To be done> Count the lines containing "value". Give the number alone.

-- Start of Data lines --

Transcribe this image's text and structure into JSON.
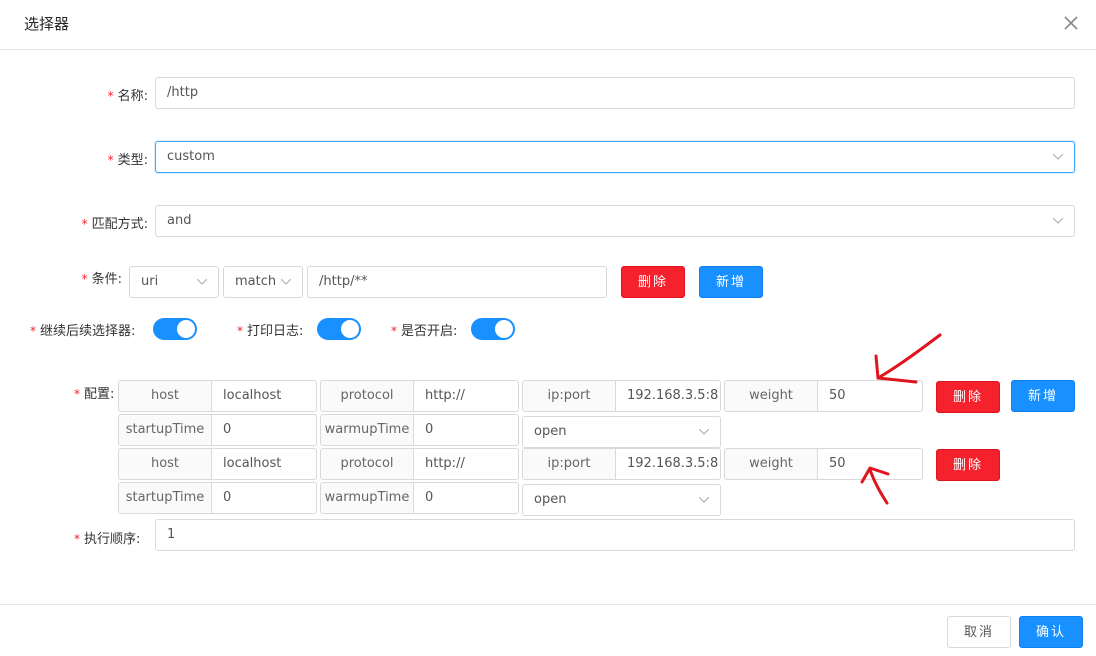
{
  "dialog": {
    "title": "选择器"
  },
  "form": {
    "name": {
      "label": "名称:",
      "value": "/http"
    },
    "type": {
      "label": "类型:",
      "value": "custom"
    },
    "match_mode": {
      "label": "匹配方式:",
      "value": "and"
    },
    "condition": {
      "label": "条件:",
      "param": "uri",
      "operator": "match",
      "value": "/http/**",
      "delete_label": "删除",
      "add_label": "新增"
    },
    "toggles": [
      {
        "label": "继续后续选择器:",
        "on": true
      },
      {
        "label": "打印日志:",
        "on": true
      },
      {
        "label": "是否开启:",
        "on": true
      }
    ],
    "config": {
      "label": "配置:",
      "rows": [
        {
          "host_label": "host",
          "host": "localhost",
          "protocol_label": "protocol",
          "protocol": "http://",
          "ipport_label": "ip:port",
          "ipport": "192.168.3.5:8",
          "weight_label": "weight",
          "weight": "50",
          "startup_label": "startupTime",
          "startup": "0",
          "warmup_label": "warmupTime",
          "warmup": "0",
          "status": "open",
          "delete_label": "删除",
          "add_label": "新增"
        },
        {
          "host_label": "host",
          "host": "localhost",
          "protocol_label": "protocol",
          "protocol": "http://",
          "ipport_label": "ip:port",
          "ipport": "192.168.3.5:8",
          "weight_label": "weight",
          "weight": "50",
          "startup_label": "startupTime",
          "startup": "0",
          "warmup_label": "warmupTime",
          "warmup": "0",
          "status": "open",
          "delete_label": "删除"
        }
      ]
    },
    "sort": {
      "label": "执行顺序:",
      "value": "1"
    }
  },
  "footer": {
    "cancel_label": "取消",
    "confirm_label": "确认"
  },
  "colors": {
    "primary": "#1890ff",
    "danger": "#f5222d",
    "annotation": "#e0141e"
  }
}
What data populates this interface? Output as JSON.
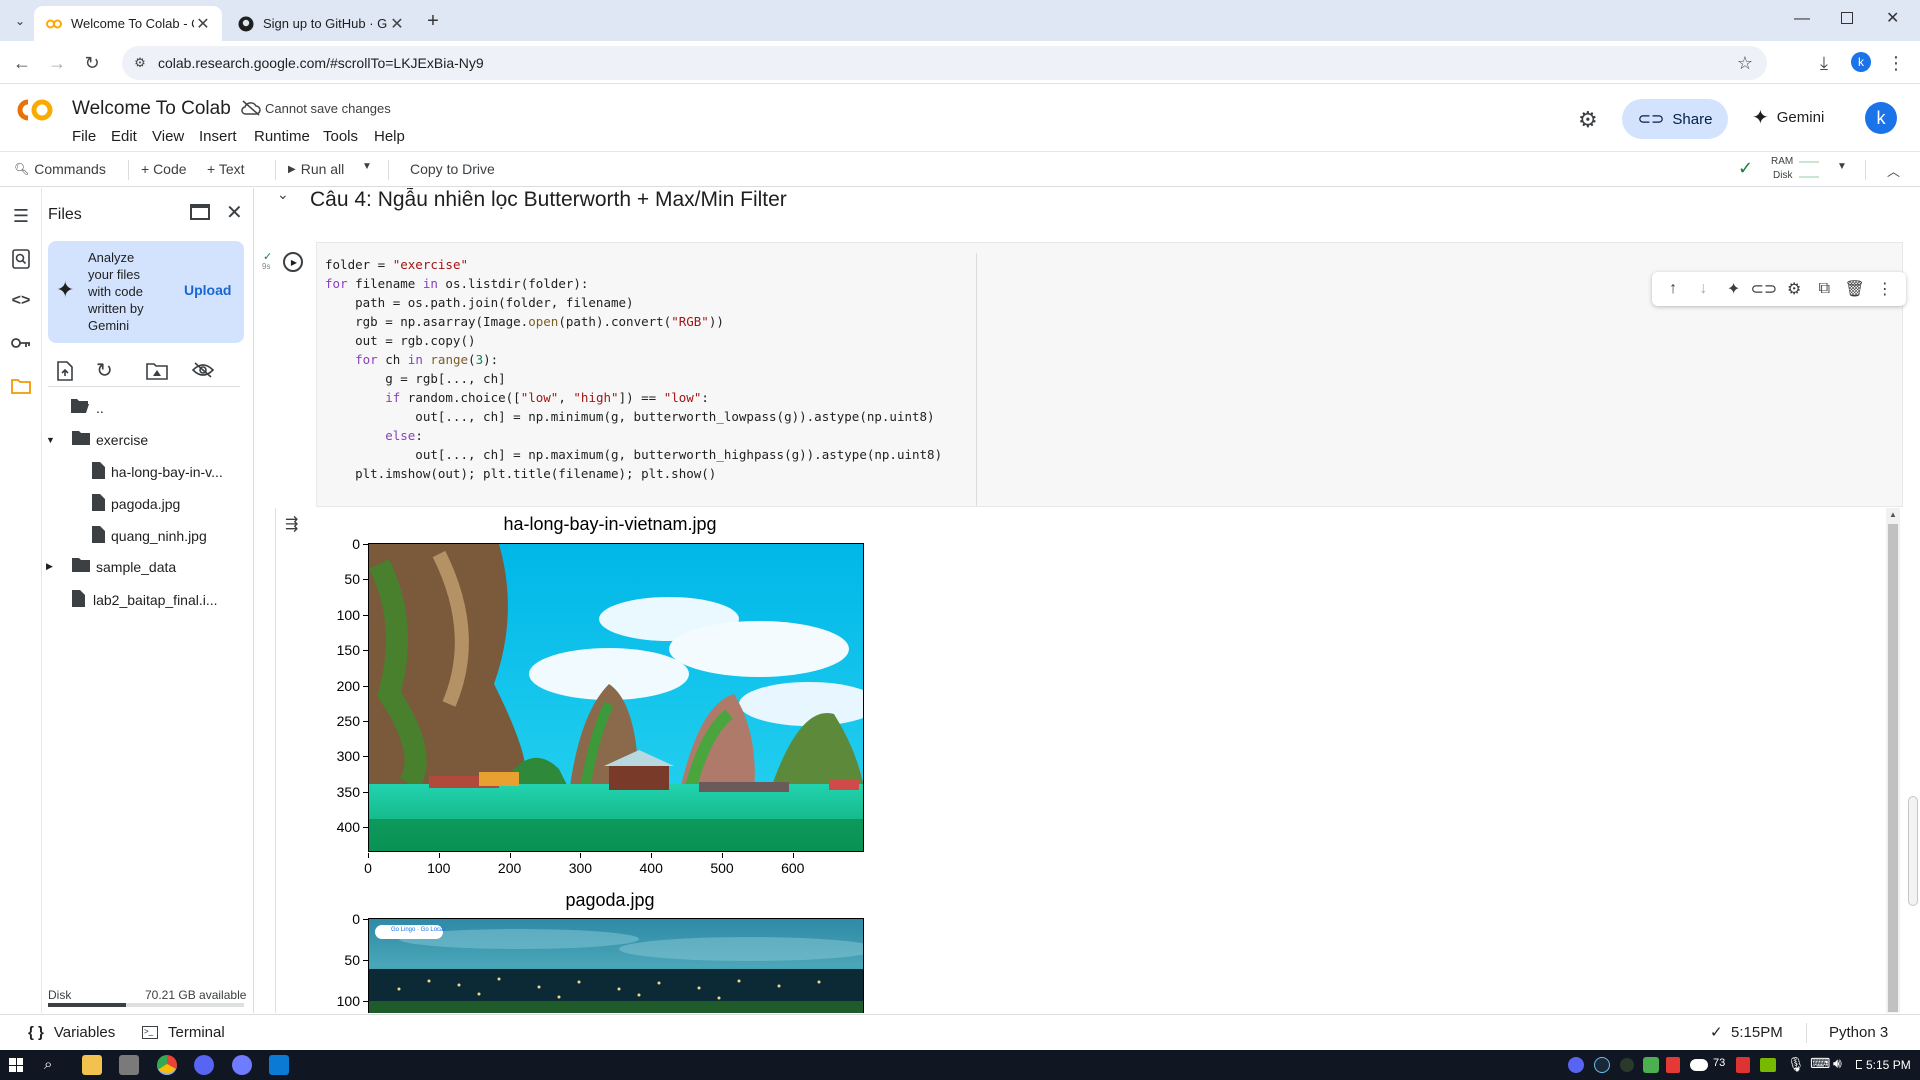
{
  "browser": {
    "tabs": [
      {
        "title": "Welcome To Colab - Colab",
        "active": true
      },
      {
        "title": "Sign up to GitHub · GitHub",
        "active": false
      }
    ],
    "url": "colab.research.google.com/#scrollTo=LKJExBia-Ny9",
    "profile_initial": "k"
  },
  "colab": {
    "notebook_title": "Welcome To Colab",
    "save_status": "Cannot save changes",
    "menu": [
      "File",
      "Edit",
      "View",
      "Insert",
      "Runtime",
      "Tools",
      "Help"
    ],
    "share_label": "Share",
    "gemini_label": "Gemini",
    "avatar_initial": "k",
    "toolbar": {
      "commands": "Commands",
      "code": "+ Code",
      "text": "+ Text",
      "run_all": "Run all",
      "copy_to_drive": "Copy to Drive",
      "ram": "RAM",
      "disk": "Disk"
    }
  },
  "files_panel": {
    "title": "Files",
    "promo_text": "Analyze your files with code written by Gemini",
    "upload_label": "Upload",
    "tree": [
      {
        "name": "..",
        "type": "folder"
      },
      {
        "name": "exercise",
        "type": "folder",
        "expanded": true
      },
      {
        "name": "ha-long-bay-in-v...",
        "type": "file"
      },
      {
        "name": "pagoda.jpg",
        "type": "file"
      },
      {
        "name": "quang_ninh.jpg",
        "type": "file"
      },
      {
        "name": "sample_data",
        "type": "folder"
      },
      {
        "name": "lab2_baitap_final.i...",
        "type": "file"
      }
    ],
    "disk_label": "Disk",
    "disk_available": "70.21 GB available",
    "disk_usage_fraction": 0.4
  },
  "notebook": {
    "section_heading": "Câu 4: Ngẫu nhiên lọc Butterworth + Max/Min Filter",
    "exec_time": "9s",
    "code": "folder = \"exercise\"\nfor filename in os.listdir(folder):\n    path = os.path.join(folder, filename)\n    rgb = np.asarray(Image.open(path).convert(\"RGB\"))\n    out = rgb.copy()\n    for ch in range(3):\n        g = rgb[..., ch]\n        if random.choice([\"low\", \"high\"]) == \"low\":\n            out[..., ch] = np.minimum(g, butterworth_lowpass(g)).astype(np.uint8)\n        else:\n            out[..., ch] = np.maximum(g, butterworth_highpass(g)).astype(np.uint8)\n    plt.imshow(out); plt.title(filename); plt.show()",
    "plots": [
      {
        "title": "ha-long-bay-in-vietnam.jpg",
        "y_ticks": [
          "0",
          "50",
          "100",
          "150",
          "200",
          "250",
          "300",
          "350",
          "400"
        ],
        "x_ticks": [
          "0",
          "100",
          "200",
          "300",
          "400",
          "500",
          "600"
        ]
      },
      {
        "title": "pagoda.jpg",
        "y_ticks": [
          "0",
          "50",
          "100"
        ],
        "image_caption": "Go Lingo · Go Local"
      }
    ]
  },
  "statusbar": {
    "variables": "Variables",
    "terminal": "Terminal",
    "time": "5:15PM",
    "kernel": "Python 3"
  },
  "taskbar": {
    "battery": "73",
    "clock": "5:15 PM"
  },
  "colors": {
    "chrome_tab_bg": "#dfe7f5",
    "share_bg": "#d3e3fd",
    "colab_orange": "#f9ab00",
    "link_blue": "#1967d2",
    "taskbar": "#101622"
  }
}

-- End of Data lines --

The solution> 5